Work to do:
The records below are split into lines. How many of those lines contain the string "органічної"? Reply with the number only.

╭─ Supplied entries

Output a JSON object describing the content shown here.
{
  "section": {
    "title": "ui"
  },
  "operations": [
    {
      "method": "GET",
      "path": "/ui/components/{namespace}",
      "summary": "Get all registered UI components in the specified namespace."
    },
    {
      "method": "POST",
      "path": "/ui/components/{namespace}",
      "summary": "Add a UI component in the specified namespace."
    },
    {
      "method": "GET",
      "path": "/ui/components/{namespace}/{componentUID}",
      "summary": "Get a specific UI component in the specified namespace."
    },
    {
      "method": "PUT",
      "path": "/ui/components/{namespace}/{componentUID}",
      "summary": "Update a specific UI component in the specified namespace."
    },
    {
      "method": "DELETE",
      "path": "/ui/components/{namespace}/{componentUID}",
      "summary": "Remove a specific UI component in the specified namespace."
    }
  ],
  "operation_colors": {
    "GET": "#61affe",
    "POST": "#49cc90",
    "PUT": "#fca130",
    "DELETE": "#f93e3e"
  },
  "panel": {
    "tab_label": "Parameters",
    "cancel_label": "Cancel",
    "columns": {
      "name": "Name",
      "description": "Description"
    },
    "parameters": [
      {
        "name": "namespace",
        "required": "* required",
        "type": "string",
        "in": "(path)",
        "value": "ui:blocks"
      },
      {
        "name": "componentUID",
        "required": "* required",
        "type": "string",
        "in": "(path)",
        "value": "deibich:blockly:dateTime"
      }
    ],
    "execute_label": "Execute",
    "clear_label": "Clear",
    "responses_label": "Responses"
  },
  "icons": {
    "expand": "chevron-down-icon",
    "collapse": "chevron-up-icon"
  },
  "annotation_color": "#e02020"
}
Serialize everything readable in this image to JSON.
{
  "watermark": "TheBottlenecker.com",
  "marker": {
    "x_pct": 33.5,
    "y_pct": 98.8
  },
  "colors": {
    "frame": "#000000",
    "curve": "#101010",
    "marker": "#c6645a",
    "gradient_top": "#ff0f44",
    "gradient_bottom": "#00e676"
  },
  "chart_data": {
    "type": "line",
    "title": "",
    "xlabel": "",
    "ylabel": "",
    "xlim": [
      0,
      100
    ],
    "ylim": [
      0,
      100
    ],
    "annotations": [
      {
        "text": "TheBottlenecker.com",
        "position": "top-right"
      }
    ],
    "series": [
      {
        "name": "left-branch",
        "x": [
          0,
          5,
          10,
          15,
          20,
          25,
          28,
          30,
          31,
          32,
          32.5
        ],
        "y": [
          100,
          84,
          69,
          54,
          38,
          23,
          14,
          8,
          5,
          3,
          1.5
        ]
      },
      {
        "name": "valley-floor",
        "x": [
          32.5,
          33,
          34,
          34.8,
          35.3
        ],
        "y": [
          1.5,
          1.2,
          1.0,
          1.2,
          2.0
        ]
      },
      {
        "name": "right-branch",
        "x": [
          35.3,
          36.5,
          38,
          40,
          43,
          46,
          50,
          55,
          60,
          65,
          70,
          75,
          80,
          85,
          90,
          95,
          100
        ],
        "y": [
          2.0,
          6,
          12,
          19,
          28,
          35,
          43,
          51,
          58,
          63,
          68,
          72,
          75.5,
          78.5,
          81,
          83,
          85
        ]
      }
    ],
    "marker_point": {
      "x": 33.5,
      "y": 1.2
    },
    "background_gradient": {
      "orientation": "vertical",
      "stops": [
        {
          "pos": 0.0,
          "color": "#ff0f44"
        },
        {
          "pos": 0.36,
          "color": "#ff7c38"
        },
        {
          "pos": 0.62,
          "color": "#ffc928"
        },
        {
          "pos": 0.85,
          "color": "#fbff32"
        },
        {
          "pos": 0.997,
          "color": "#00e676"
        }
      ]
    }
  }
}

╰─
╭─ Supplied entries

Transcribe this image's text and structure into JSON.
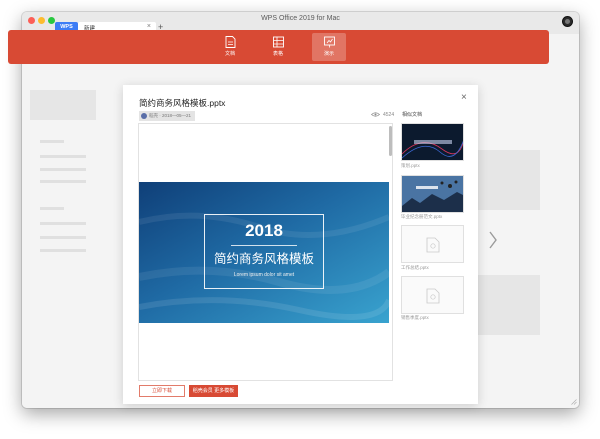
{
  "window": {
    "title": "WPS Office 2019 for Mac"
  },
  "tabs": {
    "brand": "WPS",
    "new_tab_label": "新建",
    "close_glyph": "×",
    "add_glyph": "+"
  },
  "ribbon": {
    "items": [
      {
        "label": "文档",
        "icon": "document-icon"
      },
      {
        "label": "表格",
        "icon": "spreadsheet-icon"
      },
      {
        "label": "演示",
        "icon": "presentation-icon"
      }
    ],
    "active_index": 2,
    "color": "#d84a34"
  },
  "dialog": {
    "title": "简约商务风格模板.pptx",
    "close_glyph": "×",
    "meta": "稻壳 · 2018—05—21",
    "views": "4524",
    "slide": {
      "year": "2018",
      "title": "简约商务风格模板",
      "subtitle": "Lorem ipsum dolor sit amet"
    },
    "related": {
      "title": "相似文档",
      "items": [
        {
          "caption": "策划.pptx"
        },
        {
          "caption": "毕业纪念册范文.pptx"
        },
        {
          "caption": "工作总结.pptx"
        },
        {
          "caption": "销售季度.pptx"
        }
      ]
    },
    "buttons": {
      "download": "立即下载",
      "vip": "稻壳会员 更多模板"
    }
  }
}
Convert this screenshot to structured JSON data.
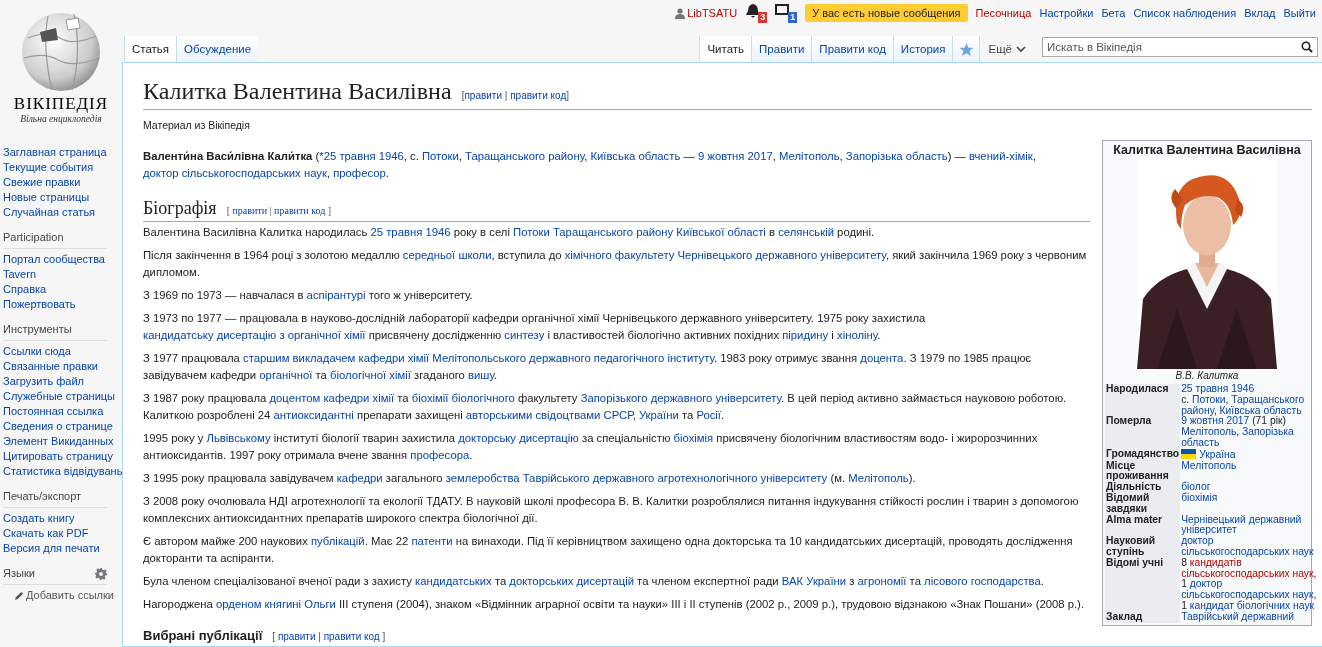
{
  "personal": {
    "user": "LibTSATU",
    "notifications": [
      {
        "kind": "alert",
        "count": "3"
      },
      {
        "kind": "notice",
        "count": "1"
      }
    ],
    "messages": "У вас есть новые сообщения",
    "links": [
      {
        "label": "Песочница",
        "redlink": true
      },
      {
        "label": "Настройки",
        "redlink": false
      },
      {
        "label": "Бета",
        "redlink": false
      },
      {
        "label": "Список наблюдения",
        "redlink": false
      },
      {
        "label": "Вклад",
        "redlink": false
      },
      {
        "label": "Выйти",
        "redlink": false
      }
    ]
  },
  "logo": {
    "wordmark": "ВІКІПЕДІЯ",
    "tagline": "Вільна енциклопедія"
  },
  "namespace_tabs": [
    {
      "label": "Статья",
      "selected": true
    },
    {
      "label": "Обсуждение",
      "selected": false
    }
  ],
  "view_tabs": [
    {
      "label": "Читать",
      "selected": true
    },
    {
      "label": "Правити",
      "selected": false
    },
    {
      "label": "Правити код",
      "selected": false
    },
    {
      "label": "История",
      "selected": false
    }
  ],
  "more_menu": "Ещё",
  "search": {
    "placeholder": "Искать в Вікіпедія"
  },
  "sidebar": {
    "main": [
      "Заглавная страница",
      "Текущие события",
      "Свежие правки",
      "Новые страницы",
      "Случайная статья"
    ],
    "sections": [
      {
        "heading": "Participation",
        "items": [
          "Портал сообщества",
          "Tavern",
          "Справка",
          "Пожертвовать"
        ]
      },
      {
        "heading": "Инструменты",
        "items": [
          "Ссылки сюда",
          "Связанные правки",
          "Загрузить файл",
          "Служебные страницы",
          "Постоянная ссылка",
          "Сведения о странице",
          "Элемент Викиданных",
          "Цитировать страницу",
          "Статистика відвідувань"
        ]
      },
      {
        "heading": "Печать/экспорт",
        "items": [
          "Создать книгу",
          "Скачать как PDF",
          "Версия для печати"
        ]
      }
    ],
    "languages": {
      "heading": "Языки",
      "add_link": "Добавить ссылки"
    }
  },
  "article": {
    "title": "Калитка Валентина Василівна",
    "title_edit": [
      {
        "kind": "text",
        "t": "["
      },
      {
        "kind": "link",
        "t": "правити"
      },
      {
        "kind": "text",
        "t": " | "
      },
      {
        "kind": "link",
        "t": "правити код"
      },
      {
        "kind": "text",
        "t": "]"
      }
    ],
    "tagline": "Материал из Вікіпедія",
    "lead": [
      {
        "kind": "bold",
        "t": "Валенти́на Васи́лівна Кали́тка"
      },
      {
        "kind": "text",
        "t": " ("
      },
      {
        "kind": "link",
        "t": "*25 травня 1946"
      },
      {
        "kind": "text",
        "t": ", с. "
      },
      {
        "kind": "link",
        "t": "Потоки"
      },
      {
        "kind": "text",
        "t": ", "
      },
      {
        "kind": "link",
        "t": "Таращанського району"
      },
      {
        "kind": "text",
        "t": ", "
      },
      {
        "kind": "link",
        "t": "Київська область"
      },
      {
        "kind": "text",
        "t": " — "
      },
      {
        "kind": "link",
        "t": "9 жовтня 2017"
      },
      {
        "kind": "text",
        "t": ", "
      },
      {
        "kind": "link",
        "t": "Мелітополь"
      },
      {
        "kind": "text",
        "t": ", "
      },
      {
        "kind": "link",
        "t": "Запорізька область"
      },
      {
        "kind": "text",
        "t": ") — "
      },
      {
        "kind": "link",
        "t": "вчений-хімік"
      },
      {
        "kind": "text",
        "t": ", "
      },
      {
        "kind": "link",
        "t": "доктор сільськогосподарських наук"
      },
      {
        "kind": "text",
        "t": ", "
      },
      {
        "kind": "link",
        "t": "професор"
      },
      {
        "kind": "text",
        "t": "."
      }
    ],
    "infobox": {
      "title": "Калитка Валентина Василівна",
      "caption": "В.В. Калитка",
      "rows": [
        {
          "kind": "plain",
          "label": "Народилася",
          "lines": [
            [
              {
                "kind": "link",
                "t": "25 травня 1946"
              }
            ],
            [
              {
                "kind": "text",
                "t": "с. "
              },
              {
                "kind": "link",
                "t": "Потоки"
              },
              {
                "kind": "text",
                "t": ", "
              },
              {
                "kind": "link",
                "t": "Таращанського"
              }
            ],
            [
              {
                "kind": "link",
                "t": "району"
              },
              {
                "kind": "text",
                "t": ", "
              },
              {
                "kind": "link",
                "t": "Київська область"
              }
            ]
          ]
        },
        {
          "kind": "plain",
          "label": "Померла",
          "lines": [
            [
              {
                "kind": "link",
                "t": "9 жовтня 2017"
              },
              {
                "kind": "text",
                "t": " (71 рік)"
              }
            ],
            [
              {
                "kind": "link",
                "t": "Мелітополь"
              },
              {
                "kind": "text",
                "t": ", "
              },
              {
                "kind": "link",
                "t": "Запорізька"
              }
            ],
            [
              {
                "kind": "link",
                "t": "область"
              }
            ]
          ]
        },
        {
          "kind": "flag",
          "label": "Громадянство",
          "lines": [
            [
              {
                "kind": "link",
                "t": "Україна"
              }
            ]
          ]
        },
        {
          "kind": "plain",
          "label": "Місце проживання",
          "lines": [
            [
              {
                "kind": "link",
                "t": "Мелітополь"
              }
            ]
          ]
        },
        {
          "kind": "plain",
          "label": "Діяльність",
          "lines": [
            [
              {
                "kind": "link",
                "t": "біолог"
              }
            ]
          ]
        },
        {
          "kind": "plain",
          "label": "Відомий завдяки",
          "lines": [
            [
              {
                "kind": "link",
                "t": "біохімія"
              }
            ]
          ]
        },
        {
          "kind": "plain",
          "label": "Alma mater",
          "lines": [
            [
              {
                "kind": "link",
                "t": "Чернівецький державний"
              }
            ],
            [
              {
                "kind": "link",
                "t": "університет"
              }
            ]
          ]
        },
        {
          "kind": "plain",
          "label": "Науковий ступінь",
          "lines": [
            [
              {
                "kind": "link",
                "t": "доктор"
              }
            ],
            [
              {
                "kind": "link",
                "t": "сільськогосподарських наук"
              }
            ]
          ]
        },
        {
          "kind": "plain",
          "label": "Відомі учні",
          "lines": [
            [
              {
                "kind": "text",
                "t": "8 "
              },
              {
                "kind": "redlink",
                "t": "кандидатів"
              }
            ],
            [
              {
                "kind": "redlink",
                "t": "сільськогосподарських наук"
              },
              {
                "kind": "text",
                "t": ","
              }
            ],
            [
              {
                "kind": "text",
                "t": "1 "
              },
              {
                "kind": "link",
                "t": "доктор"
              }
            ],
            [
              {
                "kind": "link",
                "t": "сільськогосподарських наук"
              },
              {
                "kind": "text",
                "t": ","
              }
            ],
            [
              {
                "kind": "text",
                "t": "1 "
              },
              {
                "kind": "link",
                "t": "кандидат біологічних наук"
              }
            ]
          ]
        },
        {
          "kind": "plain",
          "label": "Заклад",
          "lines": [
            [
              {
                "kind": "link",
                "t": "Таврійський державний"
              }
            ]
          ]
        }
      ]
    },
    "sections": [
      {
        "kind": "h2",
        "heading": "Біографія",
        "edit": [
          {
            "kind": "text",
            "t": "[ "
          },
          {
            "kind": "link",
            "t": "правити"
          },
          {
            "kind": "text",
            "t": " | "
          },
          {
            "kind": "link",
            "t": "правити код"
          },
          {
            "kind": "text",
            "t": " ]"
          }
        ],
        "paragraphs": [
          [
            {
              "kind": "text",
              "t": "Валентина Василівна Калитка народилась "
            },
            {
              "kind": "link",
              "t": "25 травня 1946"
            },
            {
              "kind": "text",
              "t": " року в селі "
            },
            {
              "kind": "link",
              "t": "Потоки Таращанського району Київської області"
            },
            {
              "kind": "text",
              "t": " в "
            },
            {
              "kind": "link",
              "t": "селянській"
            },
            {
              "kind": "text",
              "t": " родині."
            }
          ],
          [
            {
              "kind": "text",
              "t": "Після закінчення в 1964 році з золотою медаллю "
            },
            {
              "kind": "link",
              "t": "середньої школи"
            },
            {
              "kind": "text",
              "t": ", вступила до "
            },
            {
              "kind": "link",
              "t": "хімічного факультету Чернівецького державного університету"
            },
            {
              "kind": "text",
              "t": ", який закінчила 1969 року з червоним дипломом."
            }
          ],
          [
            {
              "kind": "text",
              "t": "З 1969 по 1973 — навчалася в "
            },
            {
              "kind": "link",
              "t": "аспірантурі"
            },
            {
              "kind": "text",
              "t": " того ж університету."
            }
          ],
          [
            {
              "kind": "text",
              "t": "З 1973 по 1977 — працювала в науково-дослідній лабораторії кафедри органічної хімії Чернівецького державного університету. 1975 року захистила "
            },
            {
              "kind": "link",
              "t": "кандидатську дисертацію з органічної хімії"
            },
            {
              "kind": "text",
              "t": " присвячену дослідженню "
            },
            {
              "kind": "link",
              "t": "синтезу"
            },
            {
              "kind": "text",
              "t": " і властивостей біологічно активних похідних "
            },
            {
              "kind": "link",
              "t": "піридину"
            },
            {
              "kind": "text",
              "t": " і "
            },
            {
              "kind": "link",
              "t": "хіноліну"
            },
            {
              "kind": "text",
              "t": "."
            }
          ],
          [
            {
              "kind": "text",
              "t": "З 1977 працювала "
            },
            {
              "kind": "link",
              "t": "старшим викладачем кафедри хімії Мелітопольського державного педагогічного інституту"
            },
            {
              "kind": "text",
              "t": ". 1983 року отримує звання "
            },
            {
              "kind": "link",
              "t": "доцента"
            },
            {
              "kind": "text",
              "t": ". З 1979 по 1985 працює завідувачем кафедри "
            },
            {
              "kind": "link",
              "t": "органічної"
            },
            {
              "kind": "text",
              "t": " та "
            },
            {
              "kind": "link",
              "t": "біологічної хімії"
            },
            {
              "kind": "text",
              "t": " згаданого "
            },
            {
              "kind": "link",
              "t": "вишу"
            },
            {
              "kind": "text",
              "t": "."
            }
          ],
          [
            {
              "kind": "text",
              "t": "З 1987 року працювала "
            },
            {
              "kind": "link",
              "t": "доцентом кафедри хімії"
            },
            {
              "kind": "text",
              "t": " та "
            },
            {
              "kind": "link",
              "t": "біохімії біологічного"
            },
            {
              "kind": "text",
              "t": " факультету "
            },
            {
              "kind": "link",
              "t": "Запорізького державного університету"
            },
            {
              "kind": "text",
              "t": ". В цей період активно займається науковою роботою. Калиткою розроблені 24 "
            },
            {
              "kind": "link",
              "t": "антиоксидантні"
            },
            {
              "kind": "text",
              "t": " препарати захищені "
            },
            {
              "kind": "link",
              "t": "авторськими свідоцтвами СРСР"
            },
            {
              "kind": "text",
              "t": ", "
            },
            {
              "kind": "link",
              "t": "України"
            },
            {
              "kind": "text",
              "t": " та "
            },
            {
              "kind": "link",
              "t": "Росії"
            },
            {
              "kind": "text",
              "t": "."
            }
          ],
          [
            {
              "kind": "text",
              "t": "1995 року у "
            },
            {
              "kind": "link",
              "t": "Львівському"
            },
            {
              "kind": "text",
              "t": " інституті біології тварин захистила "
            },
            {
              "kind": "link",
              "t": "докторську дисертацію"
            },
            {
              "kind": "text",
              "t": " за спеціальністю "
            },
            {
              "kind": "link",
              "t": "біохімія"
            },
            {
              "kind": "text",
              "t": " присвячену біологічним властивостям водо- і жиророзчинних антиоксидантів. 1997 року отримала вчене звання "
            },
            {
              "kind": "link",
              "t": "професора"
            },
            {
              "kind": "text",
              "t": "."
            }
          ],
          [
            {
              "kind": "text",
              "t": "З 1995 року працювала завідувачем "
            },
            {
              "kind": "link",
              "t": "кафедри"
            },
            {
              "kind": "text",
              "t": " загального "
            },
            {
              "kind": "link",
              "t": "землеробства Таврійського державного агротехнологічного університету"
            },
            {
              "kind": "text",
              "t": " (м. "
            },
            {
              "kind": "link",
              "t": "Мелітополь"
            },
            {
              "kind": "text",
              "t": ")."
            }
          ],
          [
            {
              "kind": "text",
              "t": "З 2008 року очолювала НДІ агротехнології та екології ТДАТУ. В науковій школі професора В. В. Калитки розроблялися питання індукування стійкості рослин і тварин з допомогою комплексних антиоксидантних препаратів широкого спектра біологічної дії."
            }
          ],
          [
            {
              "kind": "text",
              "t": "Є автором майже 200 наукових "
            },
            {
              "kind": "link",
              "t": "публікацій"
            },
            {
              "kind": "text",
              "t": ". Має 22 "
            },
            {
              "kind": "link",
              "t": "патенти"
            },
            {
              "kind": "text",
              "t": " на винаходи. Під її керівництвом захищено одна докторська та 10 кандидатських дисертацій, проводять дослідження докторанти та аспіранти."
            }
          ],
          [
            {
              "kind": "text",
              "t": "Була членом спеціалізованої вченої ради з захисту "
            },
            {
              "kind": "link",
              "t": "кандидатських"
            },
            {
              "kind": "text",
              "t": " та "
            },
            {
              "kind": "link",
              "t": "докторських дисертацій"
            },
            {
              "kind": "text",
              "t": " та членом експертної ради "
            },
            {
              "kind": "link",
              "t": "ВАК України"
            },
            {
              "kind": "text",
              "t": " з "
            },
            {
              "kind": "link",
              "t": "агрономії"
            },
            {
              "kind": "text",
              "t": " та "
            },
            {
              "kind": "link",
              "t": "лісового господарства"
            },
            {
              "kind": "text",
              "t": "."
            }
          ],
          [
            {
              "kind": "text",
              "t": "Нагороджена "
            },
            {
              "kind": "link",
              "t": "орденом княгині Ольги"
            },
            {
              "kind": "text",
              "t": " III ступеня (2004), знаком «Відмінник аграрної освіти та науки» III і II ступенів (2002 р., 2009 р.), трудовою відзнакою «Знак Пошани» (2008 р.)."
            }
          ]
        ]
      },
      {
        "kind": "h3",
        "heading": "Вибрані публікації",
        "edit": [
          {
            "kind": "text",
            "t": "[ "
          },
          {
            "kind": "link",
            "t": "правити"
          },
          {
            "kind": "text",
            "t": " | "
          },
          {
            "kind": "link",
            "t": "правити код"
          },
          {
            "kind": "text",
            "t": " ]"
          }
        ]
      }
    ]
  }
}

╰─

Answer:
3